EXTRACTED DATA:

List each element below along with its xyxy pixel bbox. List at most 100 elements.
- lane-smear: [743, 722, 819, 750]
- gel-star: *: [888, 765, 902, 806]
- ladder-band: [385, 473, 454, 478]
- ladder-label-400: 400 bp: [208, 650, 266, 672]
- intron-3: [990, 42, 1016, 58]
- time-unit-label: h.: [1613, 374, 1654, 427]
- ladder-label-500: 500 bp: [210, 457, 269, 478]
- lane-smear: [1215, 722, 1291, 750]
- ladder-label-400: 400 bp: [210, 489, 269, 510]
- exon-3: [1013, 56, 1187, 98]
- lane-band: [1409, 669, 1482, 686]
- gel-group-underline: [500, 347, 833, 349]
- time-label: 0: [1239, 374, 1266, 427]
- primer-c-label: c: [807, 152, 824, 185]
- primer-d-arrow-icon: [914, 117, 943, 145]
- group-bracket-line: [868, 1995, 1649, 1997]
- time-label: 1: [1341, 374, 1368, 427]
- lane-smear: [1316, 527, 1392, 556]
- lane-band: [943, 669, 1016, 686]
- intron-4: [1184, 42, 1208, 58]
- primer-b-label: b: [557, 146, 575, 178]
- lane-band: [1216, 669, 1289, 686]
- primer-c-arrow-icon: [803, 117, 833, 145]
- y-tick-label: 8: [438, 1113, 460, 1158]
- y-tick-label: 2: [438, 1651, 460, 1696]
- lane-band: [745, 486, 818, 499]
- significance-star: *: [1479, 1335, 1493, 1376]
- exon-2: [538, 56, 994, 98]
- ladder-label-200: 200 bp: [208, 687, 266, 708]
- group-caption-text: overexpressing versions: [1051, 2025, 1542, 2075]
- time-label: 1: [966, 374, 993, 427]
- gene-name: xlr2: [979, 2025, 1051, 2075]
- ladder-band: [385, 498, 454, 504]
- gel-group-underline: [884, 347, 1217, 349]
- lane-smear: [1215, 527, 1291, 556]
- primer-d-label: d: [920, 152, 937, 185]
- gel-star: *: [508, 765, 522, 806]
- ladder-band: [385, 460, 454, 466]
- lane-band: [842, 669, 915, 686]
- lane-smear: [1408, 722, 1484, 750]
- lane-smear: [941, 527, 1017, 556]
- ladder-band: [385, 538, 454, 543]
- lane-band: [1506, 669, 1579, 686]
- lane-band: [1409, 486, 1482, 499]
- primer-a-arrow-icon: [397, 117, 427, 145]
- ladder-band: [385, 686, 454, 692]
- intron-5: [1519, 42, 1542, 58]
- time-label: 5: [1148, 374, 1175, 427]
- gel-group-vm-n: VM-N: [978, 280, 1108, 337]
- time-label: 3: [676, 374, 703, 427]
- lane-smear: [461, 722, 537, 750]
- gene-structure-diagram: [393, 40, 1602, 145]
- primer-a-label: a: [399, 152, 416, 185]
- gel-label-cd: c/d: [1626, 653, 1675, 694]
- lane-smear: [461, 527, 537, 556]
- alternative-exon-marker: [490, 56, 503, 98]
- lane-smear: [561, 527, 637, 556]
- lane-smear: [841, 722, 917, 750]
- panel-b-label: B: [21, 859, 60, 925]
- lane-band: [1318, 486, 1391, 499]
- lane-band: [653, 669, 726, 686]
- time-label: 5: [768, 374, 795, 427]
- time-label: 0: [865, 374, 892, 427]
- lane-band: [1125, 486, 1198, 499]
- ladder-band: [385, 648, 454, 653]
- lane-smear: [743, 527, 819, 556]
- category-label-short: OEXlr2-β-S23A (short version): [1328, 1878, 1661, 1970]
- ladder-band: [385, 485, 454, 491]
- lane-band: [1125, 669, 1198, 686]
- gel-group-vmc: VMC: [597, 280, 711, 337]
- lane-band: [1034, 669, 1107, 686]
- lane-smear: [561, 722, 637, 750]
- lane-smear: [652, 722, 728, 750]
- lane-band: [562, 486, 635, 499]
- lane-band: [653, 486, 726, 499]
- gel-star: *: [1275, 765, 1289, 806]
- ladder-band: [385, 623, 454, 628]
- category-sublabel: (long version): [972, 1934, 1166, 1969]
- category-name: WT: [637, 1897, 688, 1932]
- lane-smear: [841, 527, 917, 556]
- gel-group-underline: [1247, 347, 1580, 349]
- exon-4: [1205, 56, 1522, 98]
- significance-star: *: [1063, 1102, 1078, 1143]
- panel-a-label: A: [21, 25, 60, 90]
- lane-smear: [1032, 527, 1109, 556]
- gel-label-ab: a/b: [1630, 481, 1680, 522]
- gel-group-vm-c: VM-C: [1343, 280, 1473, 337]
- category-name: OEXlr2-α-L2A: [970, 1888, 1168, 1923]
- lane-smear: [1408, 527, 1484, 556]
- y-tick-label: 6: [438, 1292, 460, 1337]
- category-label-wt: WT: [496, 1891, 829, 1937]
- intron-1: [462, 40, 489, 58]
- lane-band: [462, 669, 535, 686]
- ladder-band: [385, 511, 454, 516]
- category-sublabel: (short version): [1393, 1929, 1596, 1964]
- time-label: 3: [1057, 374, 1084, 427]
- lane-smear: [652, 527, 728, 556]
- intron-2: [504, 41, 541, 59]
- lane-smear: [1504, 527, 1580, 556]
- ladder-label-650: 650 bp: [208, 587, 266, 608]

WORK TO COMPLETE: Reproduce the data verbatim, starting with its first line and ending with the line that contains "- ladder-label-400: 400 bp: [208, 650, 266, 672]", including that line.

SOLUTION FOR THIS EXERCISE:
List each element below along with its xyxy pixel bbox. List at most 100 elements.
- lane-smear: [743, 722, 819, 750]
- gel-star: *: [888, 765, 902, 806]
- ladder-band: [385, 473, 454, 478]
- ladder-label-400: 400 bp: [208, 650, 266, 672]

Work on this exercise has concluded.